* _Problem set_
1. Using the passage on House management, decide whether each statement agrees with it: (a) the hon. Member for Bethnal Green and Bow made suggestions that fell within the remit of the report; (b) the report aimed to develop a sensible, properly accountable management structure for those who serve the House; (c) the call upon the House's services will remain excessive until time is managed more effectively. Answer yes or no for each, quoting the deciding words of the passage.
2. Translate this sentence from the passage on House management into Spanish: "We could make changes to ensure that the system provides the services that hon. Members need."

* _Given text_
◇ ◇ ◇ ◇ ◇ ◇ ◇

Hon. Members would probably find the allocation of more individual responsibility for different activities, such as that of the Chairman of the Finance and Services Committee, easier to tackle. We could make changes to ensure that the system provides the services that hon. Members need. The hon. Member for Bethnal Green and Bow (Ms King) made wider suggestions, which were outside the remit of the report, for changes to the way in which we manage time. However, if we are to make some of the fundamental changes that the House needs, we would have to persuade the right hon. Member for Bromley and Chislehurst (Mr. Forth) and his one or two colleagues who occupied the House's time for most of the earlier part of this afternoon that there are more important things in life than taking up time.

The call upon the House's services will remain excessive until we manage time more effectively. That was outside the remit of the report, the purpose of which was to try to develop a sensible, properly accountable management structure for those who serve the House. The report is on the right lines.

◇ ◇ ◇ ◇ ◇ ◇ ◇

Stored items from a collection
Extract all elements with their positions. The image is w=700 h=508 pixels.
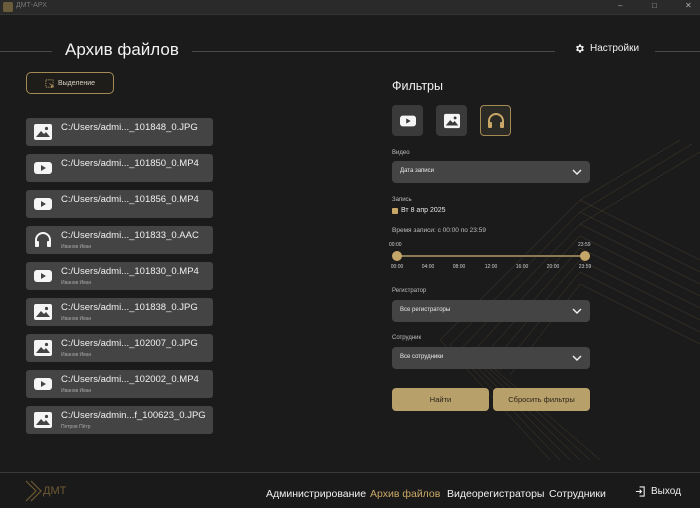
record-date-value: Вт 8 апр 2025 (401, 207, 446, 214)
time-range-start-handle[interactable] (392, 251, 402, 261)
settings-label: Настройки (590, 43, 640, 54)
file-list: C:/Users/admi..._101848_0.JPG C:/Users/a… (26, 118, 213, 442)
employee-value: Все сотрудники (400, 354, 444, 360)
logo: ДМТ (22, 479, 82, 503)
file-owner: Петров Пётр (61, 424, 91, 430)
sort-dropdown[interactable]: Дата записи (392, 161, 590, 183)
list-item[interactable]: C:/Users/admi..._102002_0.MP4 Иванов Ива… (26, 370, 213, 398)
time-end-value: 23:59 (578, 242, 591, 248)
page-title: Архив файлов (65, 40, 179, 59)
time-tick-label: 08:00 (452, 264, 466, 270)
time-range-end-handle[interactable] (580, 251, 590, 261)
list-item[interactable]: C:/Users/admi..._102007_0.JPG Иванов Ива… (26, 334, 213, 362)
time-tick-label: 00:00 (390, 264, 404, 270)
gear-icon (576, 44, 584, 53)
video-icon (399, 115, 416, 126)
file-name: C:/Users/admi..._101838_0.JPG (61, 302, 198, 313)
calendar-icon (392, 207, 398, 214)
file-name: C:/Users/admi..._101848_0.JPG (61, 122, 198, 133)
nav-employees[interactable]: Сотрудники (549, 488, 606, 500)
reset-filters-button[interactable]: Сбросить фильтры (493, 388, 590, 411)
header-divider (192, 51, 555, 52)
headphones-icon (487, 112, 504, 128)
file-name: C:/Users/admin...f_100623_0.JPG (61, 410, 206, 421)
file-owner: Иванов Иван (61, 388, 92, 394)
list-item[interactable]: C:/Users/admin...f_100623_0.JPG Петров П… (26, 406, 213, 434)
maximize-icon[interactable]: □ (652, 1, 657, 10)
file-name: C:/Users/admi..._102002_0.MP4 (61, 374, 199, 385)
chevron-down-icon (572, 308, 582, 314)
nav-administration[interactable]: Администрирование (266, 488, 366, 500)
nav-video-registrars[interactable]: Видеорегистраторы (447, 488, 544, 500)
registrar-dropdown[interactable]: Все регистраторы (392, 300, 590, 322)
time-start-value: 00:00 (389, 242, 402, 248)
list-item[interactable]: C:/Users/admi..._101830_0.MP4 Иванов Ива… (26, 262, 213, 290)
list-item[interactable]: C:/Users/admi..._101833_0.AAC Иванов Ива… (26, 226, 213, 254)
video-file-icon (34, 378, 52, 390)
employee-dropdown[interactable]: Все сотрудники (392, 347, 590, 369)
video-filter-button[interactable] (392, 105, 423, 136)
registrar-label: Регистратор (392, 288, 427, 294)
time-tick-label: 23:59 (578, 264, 592, 270)
window-titlebar: ДМТ-АРХ – □ ✕ (0, 0, 700, 15)
selection-label: Выделение (57, 79, 96, 87)
registrar-value: Все регистраторы (400, 307, 451, 313)
logout-label: Выход (651, 486, 681, 497)
sort-value: Дата записи (400, 168, 434, 174)
file-name: C:/Users/admi..._102007_0.JPG (61, 338, 198, 349)
minimize-icon[interactable]: – (618, 1, 622, 10)
nav-file-archive[interactable]: Архив файлов (370, 488, 440, 500)
image-filter-button[interactable] (436, 105, 467, 136)
chevron-down-icon (572, 169, 582, 175)
image-file-icon (34, 340, 52, 356)
file-owner: Иванов Иван (61, 352, 92, 358)
logo-mark: ДМТ (25, 480, 67, 502)
file-owner: Иванов Иван (61, 316, 92, 322)
filters-title: Фильтры (392, 79, 443, 93)
image-file-icon (34, 124, 52, 140)
chevron-down-icon (572, 355, 582, 361)
file-name: C:/Users/admi..._101850_0.MP4 (61, 158, 199, 169)
file-name: C:/Users/admi..._101856_0.MP4 (61, 194, 199, 205)
time-range-label: Время записи: с 00:00 по 23:59 (392, 227, 486, 234)
list-item[interactable]: C:/Users/admi..._101838_0.JPG Иванов Ива… (26, 298, 213, 326)
employee-label: Сотрудник (392, 335, 422, 341)
file-owner: Иванов Иван (61, 280, 92, 286)
video-label: Видео (392, 150, 410, 156)
image-file-icon (34, 412, 52, 428)
app-icon (3, 2, 13, 12)
logo-text: ДМТ (43, 485, 67, 497)
record-label: Запись (392, 197, 412, 203)
video-file-icon (34, 198, 52, 210)
selection-icon (45, 79, 54, 88)
video-file-icon (34, 162, 52, 174)
time-tick-label: 12:00 (484, 264, 498, 270)
selection-button[interactable]: Выделение (26, 72, 114, 94)
header-divider-right (655, 51, 700, 52)
audio-filter-button[interactable] (480, 105, 511, 136)
settings-button[interactable]: Настройки (574, 43, 639, 54)
file-name: C:/Users/admi..._101833_0.AAC (61, 230, 199, 241)
list-item[interactable]: C:/Users/admi..._101856_0.MP4 (26, 190, 213, 218)
time-tick-label: 20:00 (546, 264, 560, 270)
time-range-track[interactable] (397, 255, 585, 257)
headphones-icon (35, 232, 51, 247)
file-name: C:/Users/admi..._101830_0.MP4 (61, 266, 199, 277)
image-icon (443, 113, 460, 128)
record-date[interactable]: Вт 8 апр 2025 (392, 207, 446, 214)
time-tick-label: 04:00 (421, 264, 435, 270)
image-file-icon (34, 304, 52, 320)
video-file-icon (34, 270, 52, 282)
window-title: ДМТ-АРХ (16, 2, 47, 9)
list-item[interactable]: C:/Users/admi..._101848_0.JPG (26, 118, 213, 146)
time-tick-label: 16:00 (515, 264, 529, 270)
list-item[interactable]: C:/Users/admi..._101850_0.MP4 (26, 154, 213, 182)
file-owner: Иванов Иван (61, 244, 92, 250)
logout-button[interactable]: Выход (635, 486, 681, 497)
find-button[interactable]: Найти (392, 388, 489, 411)
logout-icon (635, 486, 645, 497)
header-divider-left (0, 51, 52, 52)
close-icon[interactable]: ✕ (685, 1, 692, 10)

◇ ◇ ◇ ◇ ◇ ◇ ◇

* _Solutions to the exercise_
1.
(a) No: "made wider suggestions, which were outside the remit of the report"
(b) Yes: "the purpose of which was to try to develop a sensible, properly accountable management structure for those who serve the House"
(c) Yes: "The call upon the House's services will remain excessive until we manage time more effectively."

2. Podríamos introducir cambios para garantizar que el sistema preste los servicios que necesitan los honorables diputados.